# Instructions to follow
Listed below are entries; give the number of lines among them that include "content", and only that number.

# Material to process
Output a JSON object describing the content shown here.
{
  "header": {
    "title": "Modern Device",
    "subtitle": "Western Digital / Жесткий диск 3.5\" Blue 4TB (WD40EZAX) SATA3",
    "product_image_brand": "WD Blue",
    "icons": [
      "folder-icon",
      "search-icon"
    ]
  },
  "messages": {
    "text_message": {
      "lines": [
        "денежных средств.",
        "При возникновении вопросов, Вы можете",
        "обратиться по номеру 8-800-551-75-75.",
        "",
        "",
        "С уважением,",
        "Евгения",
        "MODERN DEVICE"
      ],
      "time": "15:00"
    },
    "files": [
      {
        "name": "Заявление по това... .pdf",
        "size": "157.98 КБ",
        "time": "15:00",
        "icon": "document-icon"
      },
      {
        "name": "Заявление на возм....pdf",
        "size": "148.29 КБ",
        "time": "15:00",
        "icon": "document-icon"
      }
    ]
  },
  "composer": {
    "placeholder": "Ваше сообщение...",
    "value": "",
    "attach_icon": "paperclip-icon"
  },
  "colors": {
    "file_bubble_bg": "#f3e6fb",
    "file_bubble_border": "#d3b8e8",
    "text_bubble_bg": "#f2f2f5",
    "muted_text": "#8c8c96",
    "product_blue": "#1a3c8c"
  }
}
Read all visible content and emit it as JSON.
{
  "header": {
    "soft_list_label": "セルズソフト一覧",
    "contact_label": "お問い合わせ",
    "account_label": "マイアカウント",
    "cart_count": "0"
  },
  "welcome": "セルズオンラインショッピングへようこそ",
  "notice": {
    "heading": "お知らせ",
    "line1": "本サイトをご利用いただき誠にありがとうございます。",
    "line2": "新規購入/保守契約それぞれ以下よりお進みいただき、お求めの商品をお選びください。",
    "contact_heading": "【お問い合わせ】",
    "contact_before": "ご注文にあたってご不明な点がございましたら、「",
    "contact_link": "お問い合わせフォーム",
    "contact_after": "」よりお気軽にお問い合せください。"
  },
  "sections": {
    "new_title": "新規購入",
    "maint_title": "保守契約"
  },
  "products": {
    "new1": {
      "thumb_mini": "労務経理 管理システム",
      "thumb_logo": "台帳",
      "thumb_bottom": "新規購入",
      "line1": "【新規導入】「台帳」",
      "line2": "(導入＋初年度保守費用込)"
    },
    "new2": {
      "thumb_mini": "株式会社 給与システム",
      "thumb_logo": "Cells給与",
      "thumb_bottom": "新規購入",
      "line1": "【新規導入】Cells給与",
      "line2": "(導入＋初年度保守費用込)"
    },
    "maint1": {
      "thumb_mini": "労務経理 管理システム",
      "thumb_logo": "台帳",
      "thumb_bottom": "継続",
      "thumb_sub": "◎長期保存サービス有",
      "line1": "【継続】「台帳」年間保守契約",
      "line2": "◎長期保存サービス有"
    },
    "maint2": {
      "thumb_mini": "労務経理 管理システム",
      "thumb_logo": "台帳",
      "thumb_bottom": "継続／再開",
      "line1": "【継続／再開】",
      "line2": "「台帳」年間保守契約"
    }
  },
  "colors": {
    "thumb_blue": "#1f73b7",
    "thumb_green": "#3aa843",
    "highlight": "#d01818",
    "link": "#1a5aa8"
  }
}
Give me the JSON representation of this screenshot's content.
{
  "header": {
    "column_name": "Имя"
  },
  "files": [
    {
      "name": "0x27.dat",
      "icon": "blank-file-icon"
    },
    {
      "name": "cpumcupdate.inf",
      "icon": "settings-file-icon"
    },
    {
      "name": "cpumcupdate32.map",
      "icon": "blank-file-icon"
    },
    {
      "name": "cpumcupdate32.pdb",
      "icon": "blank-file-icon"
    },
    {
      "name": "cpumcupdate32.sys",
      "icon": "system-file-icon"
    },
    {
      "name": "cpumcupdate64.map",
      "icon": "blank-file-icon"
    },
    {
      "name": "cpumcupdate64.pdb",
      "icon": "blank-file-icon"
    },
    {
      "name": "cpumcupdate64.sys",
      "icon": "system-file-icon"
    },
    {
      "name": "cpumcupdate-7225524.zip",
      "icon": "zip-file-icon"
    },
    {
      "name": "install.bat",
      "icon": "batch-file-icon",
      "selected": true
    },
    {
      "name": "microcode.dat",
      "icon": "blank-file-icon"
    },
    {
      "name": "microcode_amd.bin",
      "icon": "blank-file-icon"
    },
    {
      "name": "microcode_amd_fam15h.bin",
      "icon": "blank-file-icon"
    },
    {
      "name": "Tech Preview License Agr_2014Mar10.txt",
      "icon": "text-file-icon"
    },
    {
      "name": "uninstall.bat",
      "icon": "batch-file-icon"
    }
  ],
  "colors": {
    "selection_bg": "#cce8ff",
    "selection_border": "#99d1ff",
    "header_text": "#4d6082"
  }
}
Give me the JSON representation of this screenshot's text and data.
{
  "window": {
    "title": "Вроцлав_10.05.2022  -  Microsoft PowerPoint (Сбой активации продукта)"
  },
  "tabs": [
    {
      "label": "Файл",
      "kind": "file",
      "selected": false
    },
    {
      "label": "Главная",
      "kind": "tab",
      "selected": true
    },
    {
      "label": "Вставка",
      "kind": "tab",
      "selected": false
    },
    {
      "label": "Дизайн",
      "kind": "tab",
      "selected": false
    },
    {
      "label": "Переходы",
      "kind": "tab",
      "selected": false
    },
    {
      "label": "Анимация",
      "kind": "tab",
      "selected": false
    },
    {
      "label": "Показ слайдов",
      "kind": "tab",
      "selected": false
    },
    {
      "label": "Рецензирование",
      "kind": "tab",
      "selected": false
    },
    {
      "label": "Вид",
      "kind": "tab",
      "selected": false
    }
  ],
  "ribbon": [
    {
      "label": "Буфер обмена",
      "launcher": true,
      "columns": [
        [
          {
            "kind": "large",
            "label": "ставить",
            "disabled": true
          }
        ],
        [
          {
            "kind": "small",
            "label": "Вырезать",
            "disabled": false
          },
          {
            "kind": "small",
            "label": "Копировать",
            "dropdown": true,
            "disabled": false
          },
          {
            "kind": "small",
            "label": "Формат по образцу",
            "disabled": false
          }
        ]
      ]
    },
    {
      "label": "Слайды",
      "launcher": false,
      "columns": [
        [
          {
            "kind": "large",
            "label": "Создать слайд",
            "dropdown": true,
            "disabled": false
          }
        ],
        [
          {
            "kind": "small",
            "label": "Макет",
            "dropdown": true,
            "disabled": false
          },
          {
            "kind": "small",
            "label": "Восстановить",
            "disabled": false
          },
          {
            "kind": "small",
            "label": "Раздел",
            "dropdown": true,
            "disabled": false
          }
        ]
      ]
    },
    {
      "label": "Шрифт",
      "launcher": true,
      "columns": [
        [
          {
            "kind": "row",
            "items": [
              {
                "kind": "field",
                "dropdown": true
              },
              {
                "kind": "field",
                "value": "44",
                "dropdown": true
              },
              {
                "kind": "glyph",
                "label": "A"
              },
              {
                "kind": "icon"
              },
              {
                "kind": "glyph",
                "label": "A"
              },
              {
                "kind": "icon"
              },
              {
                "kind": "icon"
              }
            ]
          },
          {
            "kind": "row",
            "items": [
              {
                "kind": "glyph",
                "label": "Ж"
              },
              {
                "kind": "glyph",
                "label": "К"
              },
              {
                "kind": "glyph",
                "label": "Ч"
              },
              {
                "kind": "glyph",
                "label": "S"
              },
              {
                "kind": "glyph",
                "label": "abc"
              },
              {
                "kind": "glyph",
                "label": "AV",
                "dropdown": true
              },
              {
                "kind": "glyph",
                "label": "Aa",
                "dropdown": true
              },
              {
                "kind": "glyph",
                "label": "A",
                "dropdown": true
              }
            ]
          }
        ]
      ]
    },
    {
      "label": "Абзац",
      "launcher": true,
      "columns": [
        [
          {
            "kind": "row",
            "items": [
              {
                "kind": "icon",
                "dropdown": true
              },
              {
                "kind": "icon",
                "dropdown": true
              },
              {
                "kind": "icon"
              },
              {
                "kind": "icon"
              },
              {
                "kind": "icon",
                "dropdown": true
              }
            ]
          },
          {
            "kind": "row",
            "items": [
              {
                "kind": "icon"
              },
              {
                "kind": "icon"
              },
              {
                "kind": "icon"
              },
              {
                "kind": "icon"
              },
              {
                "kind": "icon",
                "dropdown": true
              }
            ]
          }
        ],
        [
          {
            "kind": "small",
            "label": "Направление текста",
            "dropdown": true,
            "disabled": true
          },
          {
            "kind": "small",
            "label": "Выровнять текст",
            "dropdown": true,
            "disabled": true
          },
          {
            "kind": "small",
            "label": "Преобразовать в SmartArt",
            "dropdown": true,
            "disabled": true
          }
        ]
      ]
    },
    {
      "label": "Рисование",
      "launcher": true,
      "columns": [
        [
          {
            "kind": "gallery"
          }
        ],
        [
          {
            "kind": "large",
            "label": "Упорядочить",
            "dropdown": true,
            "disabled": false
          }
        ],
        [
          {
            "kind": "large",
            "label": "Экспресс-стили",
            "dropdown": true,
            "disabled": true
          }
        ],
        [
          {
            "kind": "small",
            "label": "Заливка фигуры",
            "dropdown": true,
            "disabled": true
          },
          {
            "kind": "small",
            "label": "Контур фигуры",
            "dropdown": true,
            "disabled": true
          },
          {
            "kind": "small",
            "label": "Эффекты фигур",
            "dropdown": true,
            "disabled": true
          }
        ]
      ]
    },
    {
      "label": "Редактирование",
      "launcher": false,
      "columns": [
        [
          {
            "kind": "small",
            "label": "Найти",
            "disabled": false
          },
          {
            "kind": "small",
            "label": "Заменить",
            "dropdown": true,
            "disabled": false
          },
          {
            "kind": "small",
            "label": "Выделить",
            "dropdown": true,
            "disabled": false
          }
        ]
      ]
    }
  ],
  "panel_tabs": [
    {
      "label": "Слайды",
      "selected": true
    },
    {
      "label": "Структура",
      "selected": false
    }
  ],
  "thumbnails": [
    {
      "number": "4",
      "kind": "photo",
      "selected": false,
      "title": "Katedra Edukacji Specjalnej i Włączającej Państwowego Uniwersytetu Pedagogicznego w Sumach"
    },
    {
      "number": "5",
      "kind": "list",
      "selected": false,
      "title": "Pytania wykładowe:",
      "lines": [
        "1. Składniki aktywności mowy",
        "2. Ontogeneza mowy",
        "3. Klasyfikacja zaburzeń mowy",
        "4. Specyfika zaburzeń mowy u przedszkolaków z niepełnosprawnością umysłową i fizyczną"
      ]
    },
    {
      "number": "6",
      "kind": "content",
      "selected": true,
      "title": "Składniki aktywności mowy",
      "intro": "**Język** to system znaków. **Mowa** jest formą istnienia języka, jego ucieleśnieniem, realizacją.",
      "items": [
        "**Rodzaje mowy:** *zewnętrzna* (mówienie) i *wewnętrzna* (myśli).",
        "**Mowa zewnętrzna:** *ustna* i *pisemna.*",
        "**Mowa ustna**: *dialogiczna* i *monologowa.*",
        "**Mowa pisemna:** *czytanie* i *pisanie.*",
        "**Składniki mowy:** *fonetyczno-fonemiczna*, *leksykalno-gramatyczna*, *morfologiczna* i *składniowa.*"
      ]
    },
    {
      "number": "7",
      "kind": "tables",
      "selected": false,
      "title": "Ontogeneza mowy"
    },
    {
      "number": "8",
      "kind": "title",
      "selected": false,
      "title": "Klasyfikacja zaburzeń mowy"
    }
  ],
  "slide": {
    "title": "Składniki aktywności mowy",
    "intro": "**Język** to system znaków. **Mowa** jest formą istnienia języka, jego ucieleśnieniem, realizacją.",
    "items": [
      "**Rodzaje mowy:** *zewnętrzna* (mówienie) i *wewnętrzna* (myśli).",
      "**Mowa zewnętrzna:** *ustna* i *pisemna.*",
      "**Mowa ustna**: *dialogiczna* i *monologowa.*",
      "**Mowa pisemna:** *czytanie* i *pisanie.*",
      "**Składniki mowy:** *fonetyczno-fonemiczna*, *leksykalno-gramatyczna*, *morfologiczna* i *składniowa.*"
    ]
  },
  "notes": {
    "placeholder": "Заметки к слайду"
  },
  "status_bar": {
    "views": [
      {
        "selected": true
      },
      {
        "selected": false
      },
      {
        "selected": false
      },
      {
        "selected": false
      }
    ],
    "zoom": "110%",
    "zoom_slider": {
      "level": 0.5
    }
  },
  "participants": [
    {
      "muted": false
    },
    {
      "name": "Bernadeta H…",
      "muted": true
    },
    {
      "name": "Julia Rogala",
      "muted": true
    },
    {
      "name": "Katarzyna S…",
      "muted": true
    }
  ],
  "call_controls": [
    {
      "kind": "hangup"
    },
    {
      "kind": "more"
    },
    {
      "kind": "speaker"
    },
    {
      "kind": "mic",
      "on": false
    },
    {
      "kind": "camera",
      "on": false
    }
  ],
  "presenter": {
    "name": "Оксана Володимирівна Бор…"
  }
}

# Expected output
4